→ **Work required**:
What lines of the data hold the string "TRUNG"? Pull each one out.

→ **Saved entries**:
◆ ◆ ◆ ◆
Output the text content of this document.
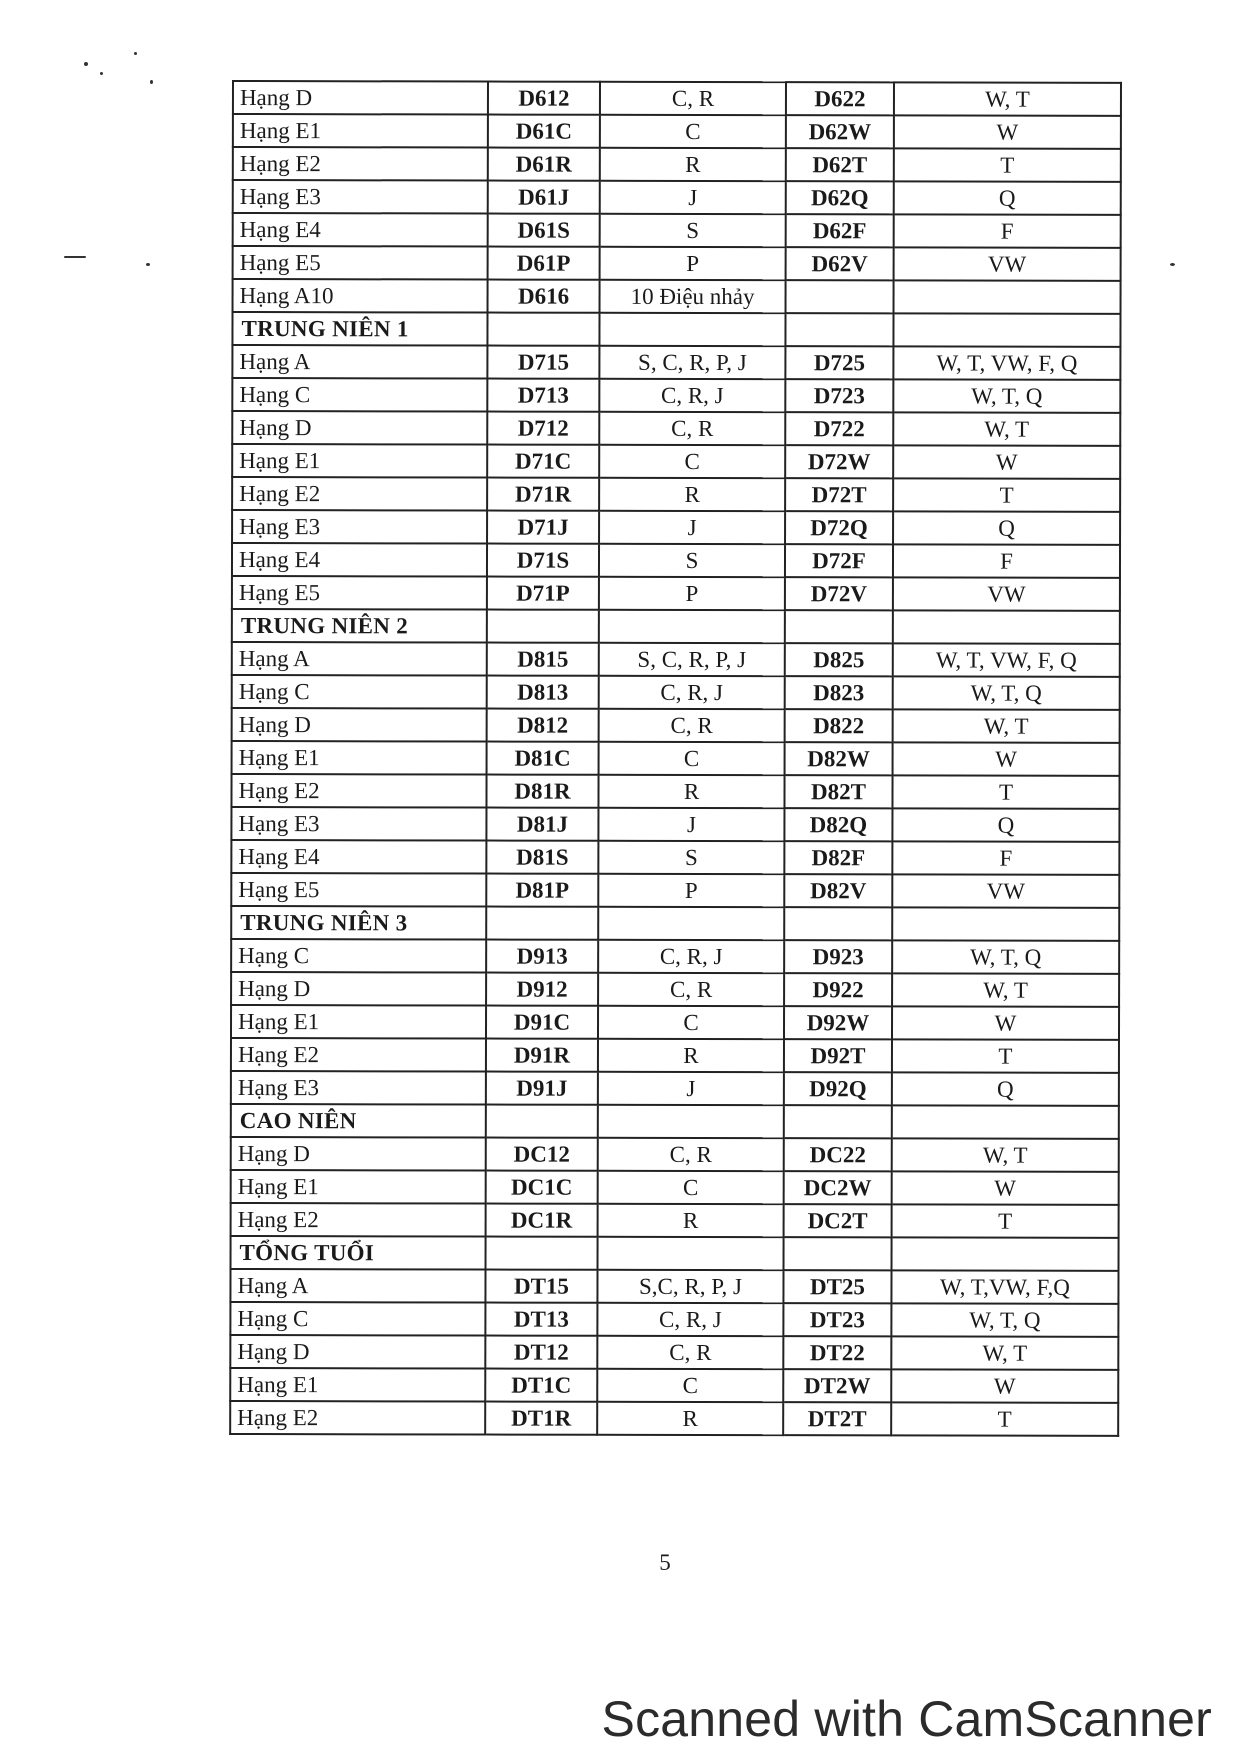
Hạng D	D612	C, R	D622	W, T
Hạng E1	D61C	C	D62W	W
Hạng E2	D61R	R	D62T	T
Hạng E3	D61J	J	D62Q	Q
Hạng E4	D61S	S	D62F	F
Hạng E5	D61P	P	D62V	VW
Hạng A10	D616	10 Điệu nhảy		
TRUNG NIÊN 1				
Hạng A	D715	S, C, R, P, J	D725	W, T, VW, F, Q
Hạng C	D713	C, R, J	D723	W, T, Q
Hạng D	D712	C, R	D722	W, T
Hạng E1	D71C	C	D72W	W
Hạng E2	D71R	R	D72T	T
Hạng E3	D71J	J	D72Q	Q
Hạng E4	D71S	S	D72F	F
Hạng E5	D71P	P	D72V	VW
TRUNG NIÊN 2				
Hạng A	D815	S, C, R, P, J	D825	W, T, VW, F, Q
Hạng C	D813	C, R, J	D823	W, T, Q
Hạng D	D812	C, R	D822	W, T
Hạng E1	D81C	C	D82W	W
Hạng E2	D81R	R	D82T	T
Hạng E3	D81J	J	D82Q	Q
Hạng E4	D81S	S	D82F	F
Hạng E5	D81P	P	D82V	VW
TRUNG NIÊN 3				
Hạng C	D913	C, R, J	D923	W, T, Q
Hạng D	D912	C, R	D922	W, T
Hạng E1	D91C	C	D92W	W
Hạng E2	D91R	R	D92T	T
Hạng E3	D91J	J	D92Q	Q
CAO NIÊN				
Hạng D	DC12	C, R	DC22	W, T
Hạng E1	DC1C	C	DC2W	W
Hạng E2	DC1R	R	DC2T	T
TỔNG TUỔI				
Hạng A	DT15	S,C, R, P, J	DT25	W, T,VW, F,Q
Hạng C	DT13	C, R, J	DT23	W, T, Q
Hạng D	DT12	C, R	DT22	W, T
Hạng E1	DT1C	C	DT2W	W
Hạng E2	DT1R	R	DT2T	T
5
Scanned with CamScanner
◆ ◆ ◆ ◆
→ **Task output**:
TRUNG NIÊN 1				
TRUNG NIÊN 2				
TRUNG NIÊN 3				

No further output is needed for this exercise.